> EXERCISE INPUT:

▼

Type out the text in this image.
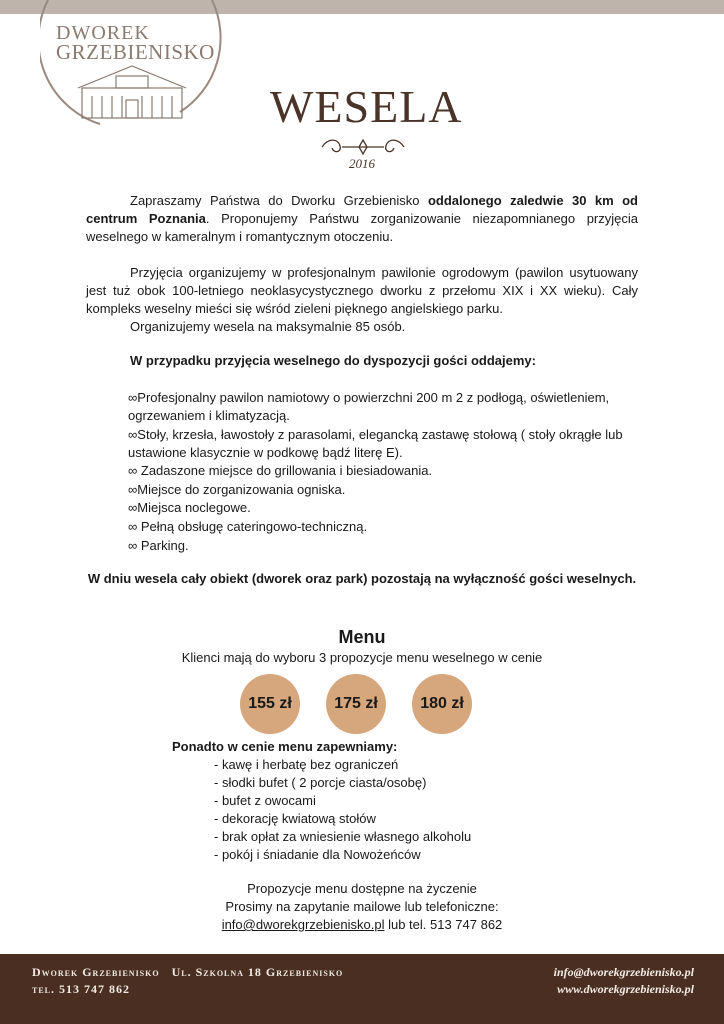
DWOREK
GRZEBIENISKO
WESELA
2016
Zapraszamy Państwa do Dworku Grzebienisko oddalonego zaledwie 30 km od centrum Poznania. Proponujemy Państwu zorganizowanie niezapomnianego przyjęcia weselnego w kameralnym i romantycznym otoczeniu.
Przyjęcia organizujemy w profesjonalnym pawilonie ogrodowym (pawilon usytuowany jest tuż obok 100-letniego neoklasycystycznego dworku z przełomu XIX i XX wieku). Cały kompleks weselny mieści się wśród zieleni pięknego angielskiego parku.
Organizujemy wesela na maksymalnie 85 osób.
W przypadku przyjęcia weselnego do dyspozycji gości oddajemy:
∞Profesjonalny pawilon namiotowy o powierzchni 200 m 2 z podłogą, oświetleniem, ogrzewaniem i klimatyzacją.
∞Stoły, krzesła, ławostoły z parasolami, elegancką zastawę stołową ( stoły okrągłe lub ustawione klasycznie w podkowę bądź literę E).
∞ Zadaszone miejsce do grillowania i biesiadowania.
∞Miejsce do zorganizowania ogniska.
∞Miejsca noclegowe.
∞ Pełną obsługę cateringowo-techniczną.
∞ Parking.
W dniu wesela cały obiekt (dworek oraz park) pozostają na wyłączność gości weselnych.
Menu
Klienci mają do wyboru 3 propozycje menu weselnego w cenie
155 zł	175 zł	180 zł
Ponadto w cenie menu zapewniamy:
- kawę i herbatę bez ograniczeń
- słodki bufet ( 2 porcje ciasta/osobę)
- bufet z owocami
- dekorację kwiatową stołów
- brak opłat za wniesienie własnego alkoholu
- pokój i śniadanie dla Nowożeńców
Propozycje menu dostępne na życzenie
Prosimy na zapytanie mailowe lub telefoniczne:
info@dworekgrzebienisko.pl lub tel. 513 747 862
Dworek Grzebienisko Ul. Szkolna 18 Grzebienisko
tel. 513 747 862
info@dworekgrzebienisko.pl
www.dworekgrzebienisko.pl
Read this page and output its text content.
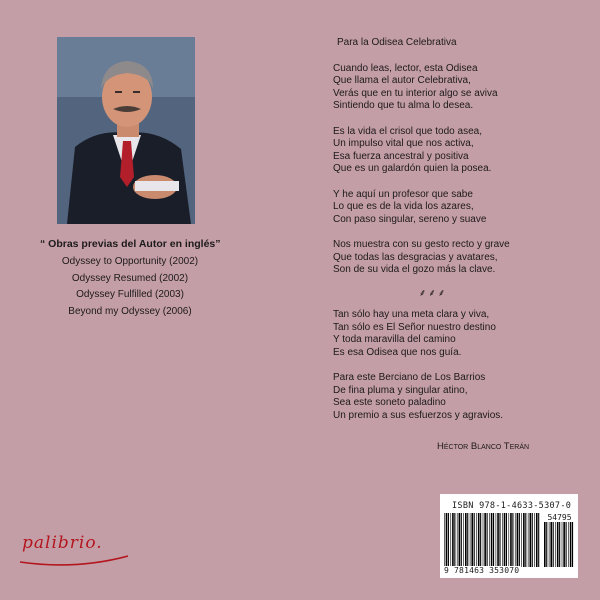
“ Obras previas del Autor en inglés”
Odyssey to Opportunity (2002)
Odyssey Resumed (2002)
Odyssey Fulfilled (2003)
Beyond my Odyssey (2006)
Para la Odisea Celebrativa
Cuando leas, lector, esta Odisea
Que llama el autor Celebrativa,
Verás que en tu interior algo se aviva
Sintiendo que tu alma lo desea.
Es la vida el crisol que todo asea,
Un impulso vital que nos activa,
Esa fuerza ancestral y positiva
Que es un galardón quien la posea.
Y he aquí un profesor que sabe
Lo que es de la vida los azares,
Con paso singular, sereno y suave
Nos muestra con su gesto recto y grave
Que todas las desgracias y avatares,
Son de su vida el gozo más la clave.
⸙⸙⸙
Tan sólo hay una meta clara y viva,
Tan sólo es El Señor nuestro destino
Y toda maravilla del camino
Es esa Odisea que nos guía.
Para este Berciano de Los Barrios
De fina pluma y singular atino,
Sea este soneto paladino
Un premio a sus esfuerzos y agravios.
Héctor Blanco Terán
ISBN 978-1-4633-5307-0
54795
9 781463 353070
palibrio.
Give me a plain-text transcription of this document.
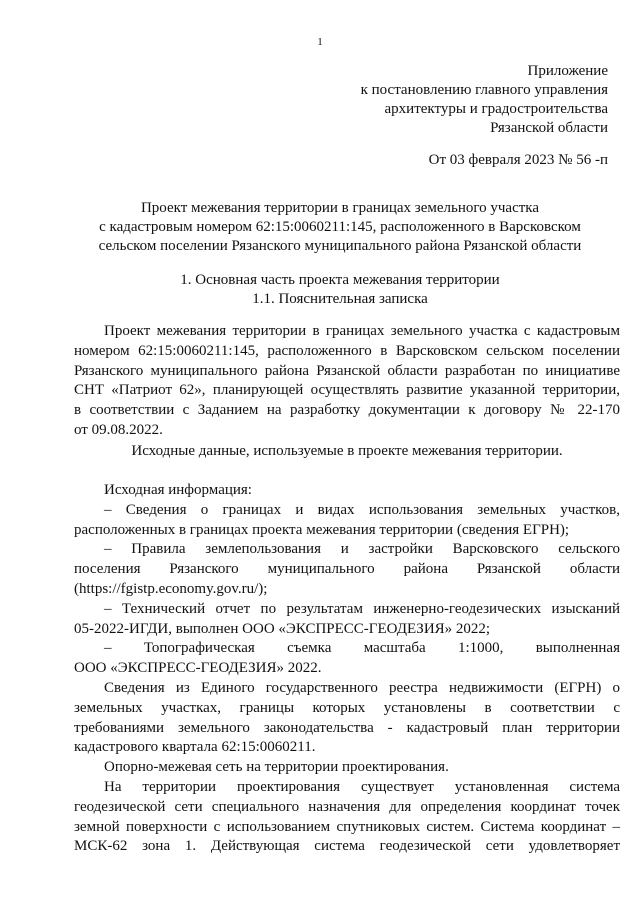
1
Приложение
к постановлению главного управления
архитектуры и градостроительства
Рязанской области
От 03 февраля 2023 № 56 -п
Проект межевания территории в границах земельного участка
с кадастровым номером 62:15:0060211:145, расположенного в Варсковском
сельском поселении Рязанского муниципального района Рязанской области
1. Основная часть проекта межевания территории
1.1. Пояснительная записка
Проект межевания территории в границах земельного участка с кадастровым
номером 62:15:0060211:145, расположенного в Варсковском сельском поселении
Рязанского муниципального района Рязанской области разработан по инициативе
СНТ «Патриот 62», планирующей осуществлять развитие указанной территории,
в соответствии с Заданием на разработку документации к договору № 22-170
от 09.08.2022.
Исходные данные, используемые в проекте межевания территории.
Исходная информация:
– Сведения о границах и видах использования земельных участков,
расположенных в границах проекта межевания территории (сведения ЕГРН);
– Правила землепользования и застройки Варсковского сельского
поселения Рязанского муниципального района Рязанской области
(https://fgistp.economy.gov.ru/);
– Технический отчет по результатам инженерно-геодезических изысканий
05-2022-ИГДИ, выполнен ООО «ЭКСПРЕСС-ГЕОДЕЗИЯ» 2022;
– Топографическая съемка масштаба 1:1000, выполненная
ООО «ЭКСПРЕСС-ГЕОДЕЗИЯ» 2022.
Сведения из Единого государственного реестра недвижимости (ЕГРН) о
земельных участках, границы которых установлены в соответствии с
требованиями земельного законодательства - кадастровый план территории
кадастрового квартала 62:15:0060211.
Опорно-межевая сеть на территории проектирования.
На территории проектирования существует установленная система
геодезической сети специального назначения для определения координат точек
земной поверхности с использованием спутниковых систем. Система координат –
МСК-62 зона 1. Действующая система геодезической сети удовлетворяет
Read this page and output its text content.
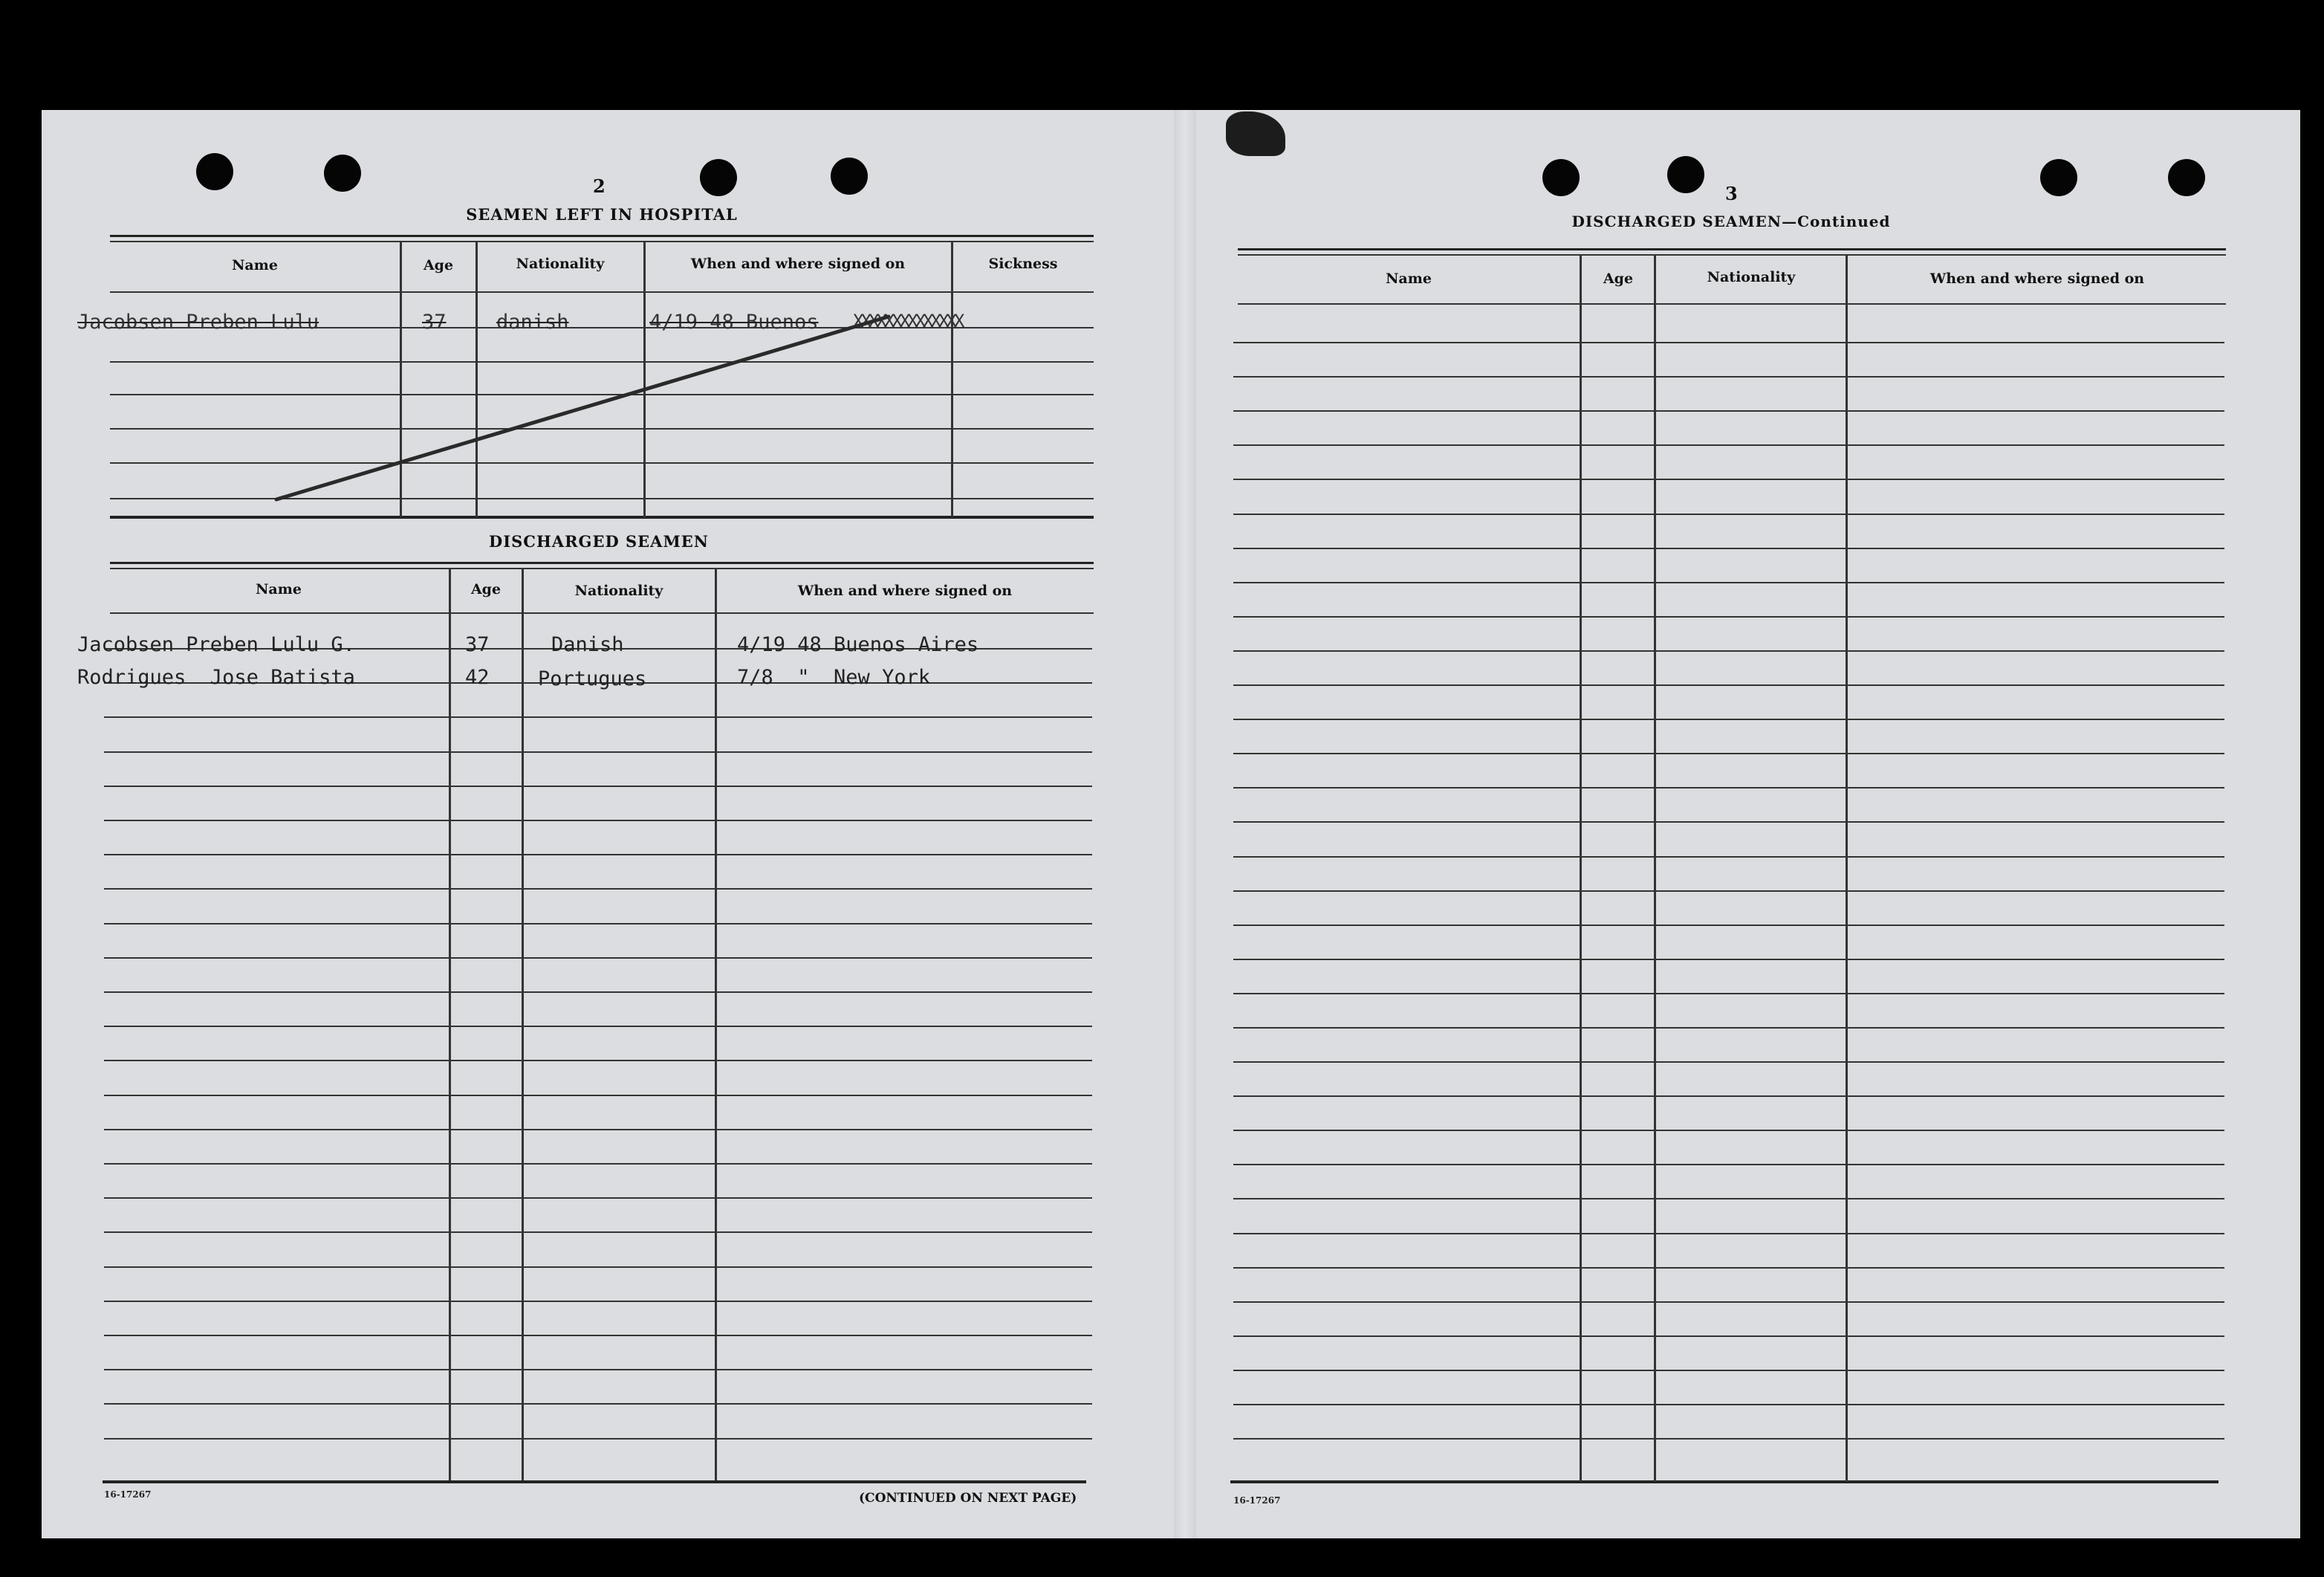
2
SEAMEN LEFT IN HOSPITAL
Name	Age	Nationality	When and where signed on	Sickness
Jacobsen Preben Lulu	37 danish	4/19 48 Buenos XXXXXXXXXXXXXX
DISCHARGED SEAMEN
Name	Age	Nationality	When and where signed on
Jacobsen Preben Lulu G.	37	Danish	4/19 48 Buenos Aires
Rodrigues  Jose Batista	42 Portugues	7/8  "  New York
16-17267	(CONTINUED ON NEXT PAGE)
3
DISCHARGED SEAMEN—Continued
Name	Age	Nationality	When and where signed on
16-17267
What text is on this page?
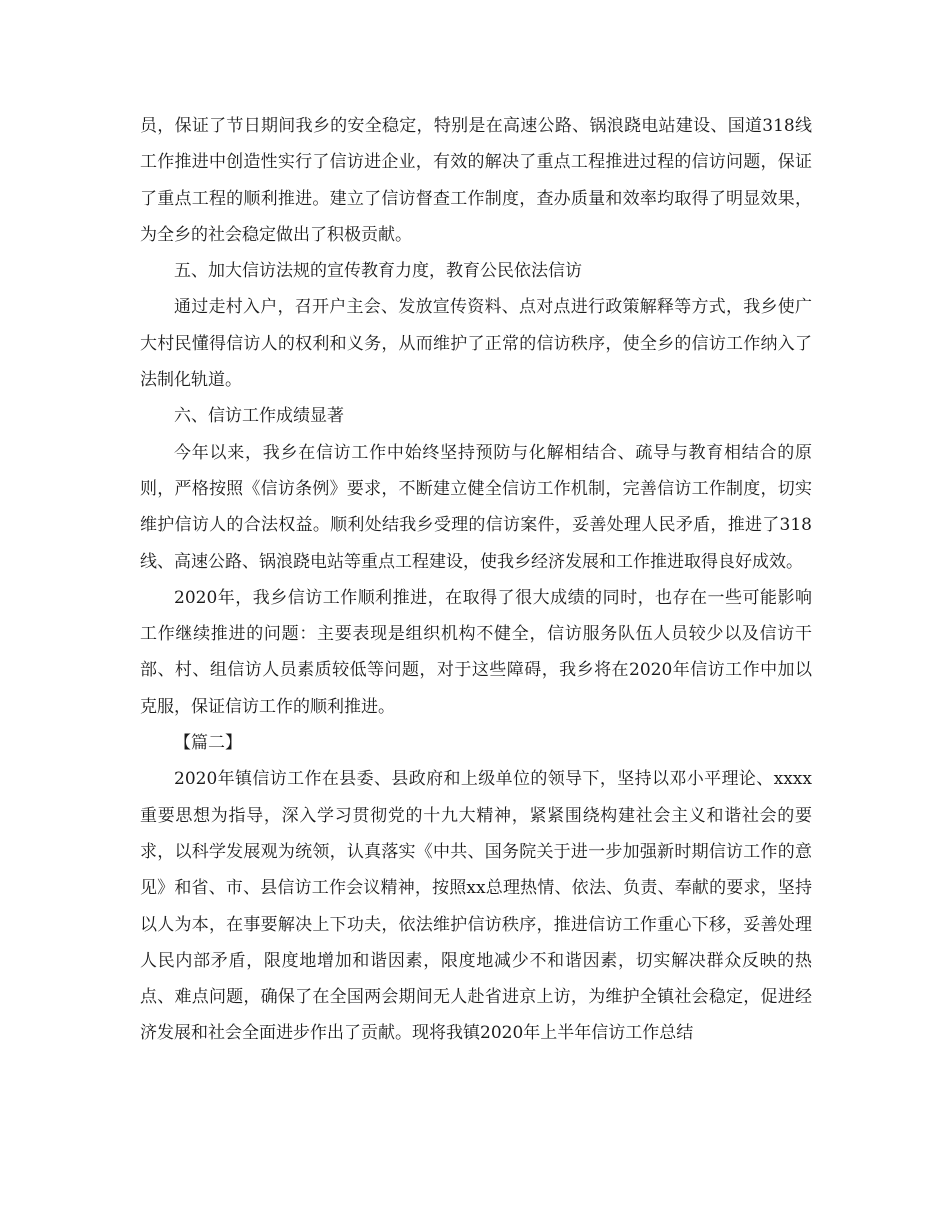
员，保证了节日期间我乡的安全稳定，特别是在高速公路、锅浪跷电站建设、国道318线工作推进中创造性实行了信访进企业，有效的解决了重点工程推进过程的信访问题，保证了重点工程的顺利推进。建立了信访督查工作制度，查办质量和效率均取得了明显效果，为全乡的社会稳定做出了积极贡献。

五、加大信访法规的宣传教育力度，教育公民依法信访

通过走村入户，召开户主会、发放宣传资料、点对点进行政策解释等方式，我乡使广大村民懂得信访人的权利和义务，从而维护了正常的信访秩序，使全乡的信访工作纳入了法制化轨道。

六、信访工作成绩显著

今年以来，我乡在信访工作中始终坚持预防与化解相结合、疏导与教育相结合的原则，严格按照《信访条例》要求，不断建立健全信访工作机制，完善信访工作制度，切实维护信访人的合法权益。顺利处结我乡受理的信访案件，妥善处理人民矛盾，推进了318线、高速公路、锅浪跷电站等重点工程建设，使我乡经济发展和工作推进取得良好成效。

2020年，我乡信访工作顺利推进，在取得了很大成绩的同时，也存在一些可能影响工作继续推进的问题：主要表现是组织机构不健全，信访服务队伍人员较少以及信访干部、村、组信访人员素质较低等问题，对于这些障碍，我乡将在2020年信访工作中加以克服，保证信访工作的顺利推进。

【篇二】

2020年镇信访工作在县委、县政府和上级单位的领导下，坚持以邓小平理论、xxxx重要思想为指导，深入学习贯彻党的十九大精神，紧紧围绕构建社会主义和谐社会的要求，以科学发展观为统领，认真落实《中共、国务院关于进一步加强新时期信访工作的意见》和省、市、县信访工作会议精神，按照xx总理热情、依法、负责、奉献的要求，坚持以人为本，在事要解决上下功夫，依法维护信访秩序，推进信访工作重心下移，妥善处理人民内部矛盾，限度地增加和谐因素，限度地减少不和谐因素，切实解决群众反映的热点、难点问题，确保了在全国两会期间无人赴省进京上访，为维护全镇社会稳定，促进经济发展和社会全面进步作出了贡献。现将我镇2020年上半年信访工作总结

▲

Copy every line of the records above that contains "Odisea".

Para la Odisea Celebrativa
Cuando leas, lector, esta Odisea
Es esa Odisea que nos guía.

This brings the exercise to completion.